What the exercise asks
Write out the listing below in full and exactly, leaving out every picture.

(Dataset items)
***

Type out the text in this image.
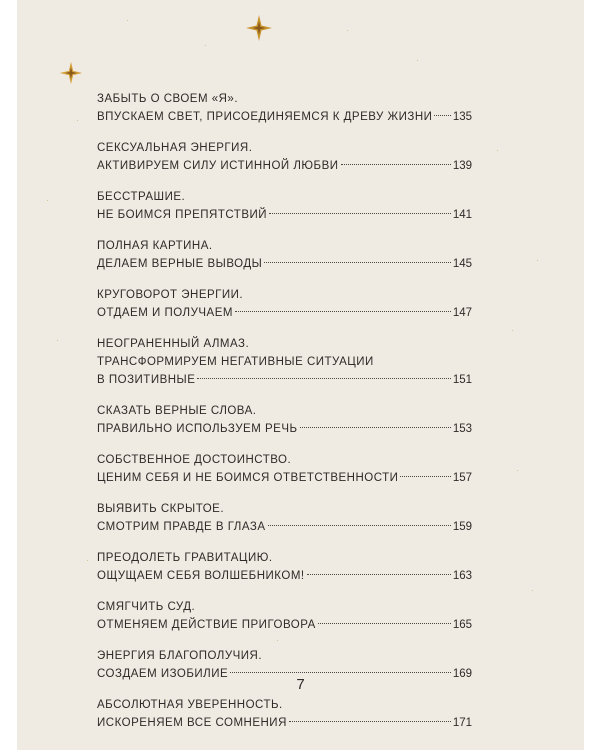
ЗАБЫТЬ О СВОЕМ «Я».
ВПУСКАЕМ СВЕТ, ПРИСОЕДИНЯЕМСЯ К ДРЕВУ ЖИЗНИ 135
СЕКСУАЛЬНАЯ ЭНЕРГИЯ.
АКТИВИРУЕМ СИЛУ ИСТИННОЙ ЛЮБВИ	139
БЕССТРАШИЕ.
НЕ БОИМСЯ ПРЕПЯТСТВИЙ	141
ПОЛНАЯ КАРТИНА.
ДЕЛАЕМ ВЕРНЫЕ ВЫВОДЫ	145
КРУГОВОРОТ ЭНЕРГИИ.
ОТДАЕМ И ПОЛУЧАЕМ	147
НЕОГРАНЕННЫЙ АЛМАЗ.
ТРАНСФОРМИРУЕМ НЕГАТИВНЫЕ СИТУАЦИИ
В ПОЗИТИВНЫЕ	151
СКАЗАТЬ ВЕРНЫЕ СЛОВА.
ПРАВИЛЬНО ИСПОЛЬЗУЕМ РЕЧЬ	153
СОБСТВЕННОЕ ДОСТОИНСТВО.
ЦЕНИМ СЕБЯ И НЕ БОИМСЯ ОТВЕТСТВЕННОСТИ	157
ВЫЯВИТЬ СКРЫТОЕ.
СМОТРИМ ПРАВДЕ В ГЛАЗА	159
ПРЕОДОЛЕТЬ ГРАВИТАЦИЮ.
ОЩУЩАЕМ СЕБЯ ВОЛШЕБНИКОМ!	163
СМЯГЧИТЬ СУД.
ОТМЕНЯЕМ ДЕЙСТВИЕ ПРИГОВОРА	165
ЭНЕРГИЯ БЛАГОПОЛУЧИЯ.
СОЗДАЕМ ИЗОБИЛИЕ	169
АБСОЛЮТНАЯ УВЕРЕННОСТЬ.
ИСКОРЕНЯЕМ ВСЕ СОМНЕНИЯ	171
7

***

Worked solution
Type out the text in this image.
ЗАБЫТЬ О СВОЕМ «Я».
ВПУСКАЕМ СВЕТ, ПРИСОЕДИНЯЕМСЯ К ДРЕВУ ЖИЗНИ 135
СЕКСУАЛЬНАЯ ЭНЕРГИЯ.
АКТИВИРУЕМ СИЛУ ИСТИННОЙ ЛЮБВИ	139
БЕССТРАШИЕ.
НЕ БОИМСЯ ПРЕПЯТСТВИЙ	141
ПОЛНАЯ КАРТИНА.
ДЕЛАЕМ ВЕРНЫЕ ВЫВОДЫ	145
КРУГОВОРОТ ЭНЕРГИИ.
ОТДАЕМ И ПОЛУЧАЕМ	147
НЕОГРАНЕННЫЙ АЛМАЗ.
ТРАНСФОРМИРУЕМ НЕГАТИВНЫЕ СИТУАЦИИ
В ПОЗИТИВНЫЕ	151
СКАЗАТЬ ВЕРНЫЕ СЛОВА.
ПРАВИЛЬНО ИСПОЛЬЗУЕМ РЕЧЬ	153
СОБСТВЕННОЕ ДОСТОИНСТВО.
ЦЕНИМ СЕБЯ И НЕ БОИМСЯ ОТВЕТСТВЕННОСТИ	157
ВЫЯВИТЬ СКРЫТОЕ.
СМОТРИМ ПРАВДЕ В ГЛАЗА	159
ПРЕОДОЛЕТЬ ГРАВИТАЦИЮ.
ОЩУЩАЕМ СЕБЯ ВОЛШЕБНИКОМ!	163
СМЯГЧИТЬ СУД.
ОТМЕНЯЕМ ДЕЙСТВИЕ ПРИГОВОРА	165
ЭНЕРГИЯ БЛАГОПОЛУЧИЯ.
СОЗДАЕМ ИЗОБИЛИЕ	169
АБСОЛЮТНАЯ УВЕРЕННОСТЬ.
ИСКОРЕНЯЕМ ВСЕ СОМНЕНИЯ	171
7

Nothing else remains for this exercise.